**Problems to solve:**
A: In the aviary-building text, what material was stapled along the inside of the front doors to cover the sharp wire edges?
B: Extend the aviary-building text beyond its final sentence.

##### Text segment

After the paint was dry, it was time to cut the wire mesh and staple it. This was horrible. My advice to you is: wear thick gloves while cutting and handling the wire, and get someone else to help you or it will be nearly impossible. The wire just wants to curl up and it will be terrible bowed and misshapen if you can't hold it down straight. Also, the staples did NOT want to go all the way in, so I ended up having to hammer them the rest of the way. I stapled this onto the OUTSIDE of the aviary on the sides and back, and my plan was to cover the rough edges with strips of thin wood, but I haven't done that yet and realistically I probably never will.

However, I stapled it to the INSIDE of the front doors so that it would look nice, but not wanting the little birdy to hurt himself on the sharp wire edges, I devised a clever plan to cover them up. I stapled strips of denim down the sides, which were folded up to create sort of a hem so that they won't fray. I still can't believe what a brilliant idea this was.

The last steps were to put on the door handles and hinges and attach the doors.
Fancy Hinges :)
I also tiled the pull-out drawer to make it nice and mess-proof (wet wood is gross). We just happened to have leftover tiles so it worked out. However, I was terrible at cutting them so I ended up breaking one. I decided to use it anyway and break all of them to make it look like it was on purpose.

Tiled drawer
So then my aviary/ hedgehog cage was complete! The only thing left to do was put in perches. I found some natural pine branches from outside and washed them with warm water and some bleach. Pine is safe for birds, (so are a lot of other kinds of wood but I couldn't identify anything else! So to be on the safe side, I used Pine. Ha! You can just Google safe natural perches for a list if you're better at tree and branch identification).

##########
##### Data provided

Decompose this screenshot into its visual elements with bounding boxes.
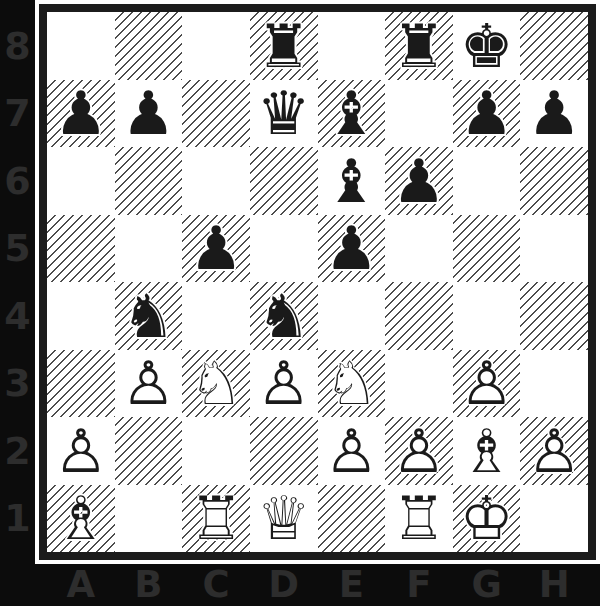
piece-bq-d7[interactable]: ♛	[250, 80, 318, 148]
square-b2[interactable]	[115, 417, 183, 485]
square-e5[interactable]: ♟	[318, 215, 386, 283]
piece-wp-h2[interactable]: ♟♙	[520, 417, 588, 485]
square-d5[interactable]	[250, 215, 318, 283]
chess-diagram: 87654321 ♜♜♚♟♟♛♝♟♟♝♟♟♟♞♞♟♙♞♘♟♙♞♘♟♙♟♙♟♙♟♙…	[0, 0, 600, 606]
square-g3[interactable]: ♟♙	[453, 350, 521, 418]
piece-bb-e7[interactable]: ♝	[318, 80, 386, 148]
glyph-bp: ♟	[54, 83, 108, 143]
piece-wp-d3[interactable]: ♟♙	[250, 350, 318, 418]
piece-wk-g1[interactable]: ♚♔	[453, 485, 521, 553]
glyph-bp: ♟	[189, 218, 243, 278]
rank-label-2: 2	[0, 417, 35, 485]
square-g4[interactable]	[453, 282, 521, 350]
rank-label-5: 5	[0, 215, 35, 283]
square-a2[interactable]: ♟♙	[47, 417, 115, 485]
square-a3[interactable]	[47, 350, 115, 418]
square-e8[interactable]	[318, 12, 386, 80]
file-label-e: E	[318, 562, 386, 606]
piece-wp-g3[interactable]: ♟♙	[453, 350, 521, 418]
square-b3[interactable]: ♟♙	[115, 350, 183, 418]
square-d8[interactable]: ♜	[250, 12, 318, 80]
square-a6[interactable]	[47, 147, 115, 215]
square-h5[interactable]	[520, 215, 588, 283]
square-c5[interactable]: ♟	[182, 215, 250, 283]
piece-bb-e6[interactable]: ♝	[318, 147, 386, 215]
square-e6[interactable]: ♝	[318, 147, 386, 215]
glyph-wn: ♘	[324, 353, 378, 413]
piece-bp-f6[interactable]: ♟	[385, 147, 453, 215]
glyph-bp: ♟	[460, 83, 514, 143]
square-f7[interactable]	[385, 80, 453, 148]
piece-bn-d4[interactable]: ♞	[250, 282, 318, 350]
square-h6[interactable]	[520, 147, 588, 215]
square-e7[interactable]: ♝	[318, 80, 386, 148]
square-b1[interactable]	[115, 485, 183, 553]
square-g5[interactable]	[453, 215, 521, 283]
piece-wp-b3[interactable]: ♟♙	[115, 350, 183, 418]
square-h7[interactable]: ♟	[520, 80, 588, 148]
square-c6[interactable]	[182, 147, 250, 215]
square-g1[interactable]: ♚♔	[453, 485, 521, 553]
square-h8[interactable]	[520, 12, 588, 80]
piece-wb-a1[interactable]: ♝♗	[47, 485, 115, 553]
square-d1[interactable]: ♛♕	[250, 485, 318, 553]
piece-wn-e3[interactable]: ♞♘	[318, 350, 386, 418]
glyph-bp: ♟	[392, 151, 446, 211]
glyph-wb: ♗	[54, 488, 108, 548]
glyph-wq: ♕	[257, 488, 311, 548]
piece-br-d8[interactable]: ♜	[250, 12, 318, 80]
square-f5[interactable]	[385, 215, 453, 283]
square-f4[interactable]	[385, 282, 453, 350]
square-b6[interactable]	[115, 147, 183, 215]
glyph-bn: ♞	[257, 286, 311, 346]
glyph-wp: ♙	[460, 353, 514, 413]
rank-label-3: 3	[0, 350, 35, 418]
square-c8[interactable]	[182, 12, 250, 80]
file-label-b: B	[115, 562, 183, 606]
glyph-bb: ♝	[324, 151, 378, 211]
piece-wr-c1[interactable]: ♜♖	[182, 485, 250, 553]
piece-bp-h7[interactable]: ♟	[520, 80, 588, 148]
square-a5[interactable]	[47, 215, 115, 283]
piece-wr-f1[interactable]: ♜♖	[385, 485, 453, 553]
rank-label-1: 1	[0, 485, 35, 553]
piece-bp-e5[interactable]: ♟	[318, 215, 386, 283]
square-h2[interactable]: ♟♙	[520, 417, 588, 485]
piece-wb-g2[interactable]: ♝♗	[453, 417, 521, 485]
piece-bn-b4[interactable]: ♞	[115, 282, 183, 350]
piece-bp-a7[interactable]: ♟	[47, 80, 115, 148]
square-c3[interactable]: ♞♘	[182, 350, 250, 418]
glyph-bn: ♞	[122, 286, 176, 346]
glyph-wp: ♙	[122, 353, 176, 413]
file-label-f: F	[385, 562, 453, 606]
square-c1[interactable]: ♜♖	[182, 485, 250, 553]
file-labels: ABCDEFGH	[47, 562, 588, 606]
square-e2[interactable]: ♟♙	[318, 417, 386, 485]
square-e1[interactable]	[318, 485, 386, 553]
square-c2[interactable]	[182, 417, 250, 485]
square-g2[interactable]: ♝♗	[453, 417, 521, 485]
piece-wp-a2[interactable]: ♟♙	[47, 417, 115, 485]
rank-label-4: 4	[0, 282, 35, 350]
glyph-wr: ♖	[392, 488, 446, 548]
square-c7[interactable]	[182, 80, 250, 148]
glyph-wp: ♙	[54, 421, 108, 481]
glyph-wp: ♙	[527, 421, 581, 481]
glyph-bp: ♟	[527, 83, 581, 143]
square-g8[interactable]: ♚	[453, 12, 521, 80]
square-d4[interactable]: ♞	[250, 282, 318, 350]
glyph-bp: ♟	[122, 83, 176, 143]
square-f1[interactable]: ♜♖	[385, 485, 453, 553]
file-label-a: A	[47, 562, 115, 606]
square-b5[interactable]	[115, 215, 183, 283]
square-b8[interactable]	[115, 12, 183, 80]
piece-wp-e2[interactable]: ♟♙	[318, 417, 386, 485]
glyph-wp: ♙	[392, 421, 446, 481]
rank-label-7: 7	[0, 80, 35, 148]
file-label-c: C	[182, 562, 250, 606]
square-d6[interactable]	[250, 147, 318, 215]
glyph-wp: ♙	[257, 353, 311, 413]
file-label-g: G	[453, 562, 521, 606]
rank-labels: 87654321	[0, 12, 35, 552]
square-a7[interactable]: ♟	[47, 80, 115, 148]
square-f2[interactable]: ♟♙	[385, 417, 453, 485]
glyph-bp: ♟	[324, 218, 378, 278]
glyph-wb: ♗	[460, 421, 514, 481]
piece-wp-f2[interactable]: ♟♙	[385, 417, 453, 485]
square-c4[interactable]	[182, 282, 250, 350]
piece-bp-g7[interactable]: ♟	[453, 80, 521, 148]
board-border: ♜♜♚♟♟♛♝♟♟♝♟♟♟♞♞♟♙♞♘♟♙♞♘♟♙♟♙♟♙♟♙♝♗♟♙♝♗♜♖♛…	[39, 4, 596, 560]
rank-label-8: 8	[0, 12, 35, 80]
square-e4[interactable]	[318, 282, 386, 350]
piece-bp-b7[interactable]: ♟	[115, 80, 183, 148]
glyph-bk: ♚	[460, 16, 514, 76]
piece-wn-c3[interactable]: ♞♘	[182, 350, 250, 418]
square-d7[interactable]: ♛	[250, 80, 318, 148]
glyph-wr: ♖	[189, 488, 243, 548]
file-label-d: D	[250, 562, 318, 606]
piece-bk-g8[interactable]: ♚	[453, 12, 521, 80]
chess-board: ♜♜♚♟♟♛♝♟♟♝♟♟♟♞♞♟♙♞♘♟♙♞♘♟♙♟♙♟♙♟♙♝♗♟♙♝♗♜♖♛…	[47, 12, 588, 552]
square-h3[interactable]	[520, 350, 588, 418]
glyph-bq: ♛	[257, 83, 311, 143]
rank-label-6: 6	[0, 147, 35, 215]
square-a8[interactable]	[47, 12, 115, 80]
glyph-bb: ♝	[324, 83, 378, 143]
square-a4[interactable]	[47, 282, 115, 350]
piece-bp-c5[interactable]: ♟	[182, 215, 250, 283]
square-h1[interactable]	[520, 485, 588, 553]
square-f3[interactable]	[385, 350, 453, 418]
square-d2[interactable]	[250, 417, 318, 485]
glyph-wk: ♔	[460, 488, 514, 548]
square-e3[interactable]: ♞♘	[318, 350, 386, 418]
piece-wq-d1[interactable]: ♛♕	[250, 485, 318, 553]
square-h4[interactable]	[520, 282, 588, 350]
square-b4[interactable]: ♞	[115, 282, 183, 350]
file-label-h: H	[520, 562, 588, 606]
square-g7[interactable]: ♟	[453, 80, 521, 148]
square-f8[interactable]: ♜	[385, 12, 453, 80]
glyph-br: ♜	[257, 16, 311, 76]
square-g6[interactable]	[453, 147, 521, 215]
square-b7[interactable]: ♟	[115, 80, 183, 148]
glyph-br: ♜	[392, 16, 446, 76]
square-a1[interactable]: ♝♗	[47, 485, 115, 553]
board-frame: ♜♜♚♟♟♛♝♟♟♝♟♟♟♞♞♟♙♞♘♟♙♞♘♟♙♟♙♟♙♟♙♝♗♟♙♝♗♜♖♛…	[35, 0, 600, 564]
piece-br-f8[interactable]: ♜	[385, 12, 453, 80]
glyph-wp: ♙	[324, 421, 378, 481]
glyph-wn: ♘	[189, 353, 243, 413]
square-d3[interactable]: ♟♙	[250, 350, 318, 418]
square-f6[interactable]: ♟	[385, 147, 453, 215]
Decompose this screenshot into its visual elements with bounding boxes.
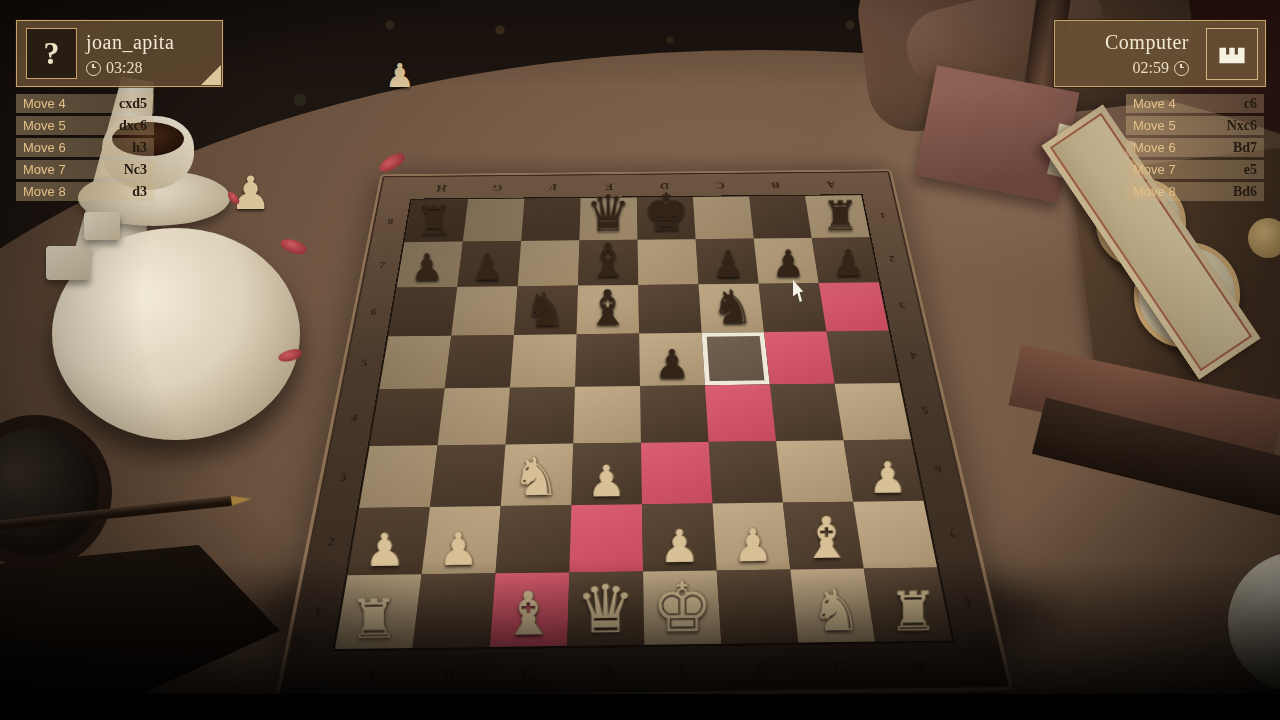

##########

**Exercise responses:**
A: Strips of denim, folded into a kind of hem so they would not fray.

B:
I cut the edges of the branches to a point so they would fit through the holes of the mesh and stay secure

The last issue I encountered was finding a way to keep the doors shut. I considered magnetic latches, but couldn't find any that would really work at the hardware store. I ended up opting for a really simple piece of screwed-in wood that would just pin the doors shut or turn to release them.

Also, you might notice the "distressed" look of the paint- this was not intentional, it just got banged up during the wire stapling process. But I do like the way it looks and ended up adding a little extra with sandpaper.

That's it! Hope this was helpful for anyone looking to create something similar for a pet. It really is a big effort, but it will end up looking much nicer than a big ugly cage in your home. It will be a pretty piece of furniture instead of an eyesore. Plus, it was cheaper and if you are into DIY it's definitely worth it. Good luck!